Omit the images. Copy each entry word for word.

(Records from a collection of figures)
========
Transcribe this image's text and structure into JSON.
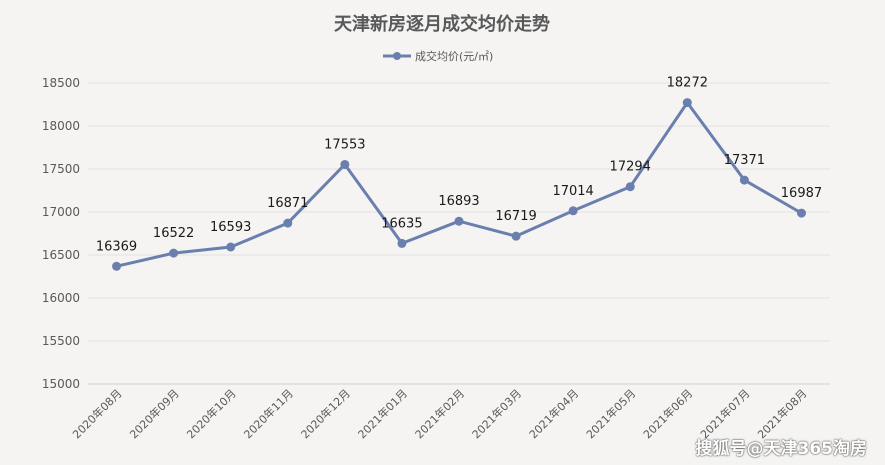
{
  "chart_data": {
    "type": "line",
    "title": "天津新房逐月成交均价走势",
    "xlabel": "",
    "ylabel": "",
    "ylim": [
      15000,
      18500
    ],
    "yticks": [
      15000,
      15500,
      16000,
      16500,
      17000,
      17500,
      18000,
      18500
    ],
    "grid": true,
    "legend": "top-center",
    "categories": [
      "2020年08月",
      "2020年09月",
      "2020年10月",
      "2020年11月",
      "2020年12月",
      "2021年01月",
      "2021年02月",
      "2021年03月",
      "2021年04月",
      "2021年05月",
      "2021年06月",
      "2021年07月",
      "2021年08月"
    ],
    "series": [
      {
        "name": "成交均价(元/㎡)",
        "color": "#6b7fae",
        "values": [
          16369,
          16522,
          16593,
          16871,
          17553,
          16635,
          16893,
          16719,
          17014,
          17294,
          18272,
          17371,
          16987
        ]
      }
    ]
  },
  "watermark": "搜狐号@天津365淘房"
}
========
→ **Answer to this problem**
Transcribe this image's text and structure into JSON.
{
  "chart_data": {
    "type": "line",
    "title": "天津新房逐月成交均价走势",
    "xlabel": "",
    "ylabel": "",
    "ylim": [
      15000,
      18500
    ],
    "yticks": [
      15000,
      15500,
      16000,
      16500,
      17000,
      17500,
      18000,
      18500
    ],
    "grid": true,
    "legend": "top-center",
    "categories": [
      "2020年08月",
      "2020年09月",
      "2020年10月",
      "2020年11月",
      "2020年12月",
      "2021年01月",
      "2021年02月",
      "2021年03月",
      "2021年04月",
      "2021年05月",
      "2021年06月",
      "2021年07月",
      "2021年08月"
    ],
    "series": [
      {
        "name": "成交均价(元/㎡)",
        "color": "#6b7fae",
        "values": [
          16369,
          16522,
          16593,
          16871,
          17553,
          16635,
          16893,
          16719,
          17014,
          17294,
          18272,
          17371,
          16987
        ]
      }
    ]
  },
  "watermark": "搜狐号@天津365淘房"
}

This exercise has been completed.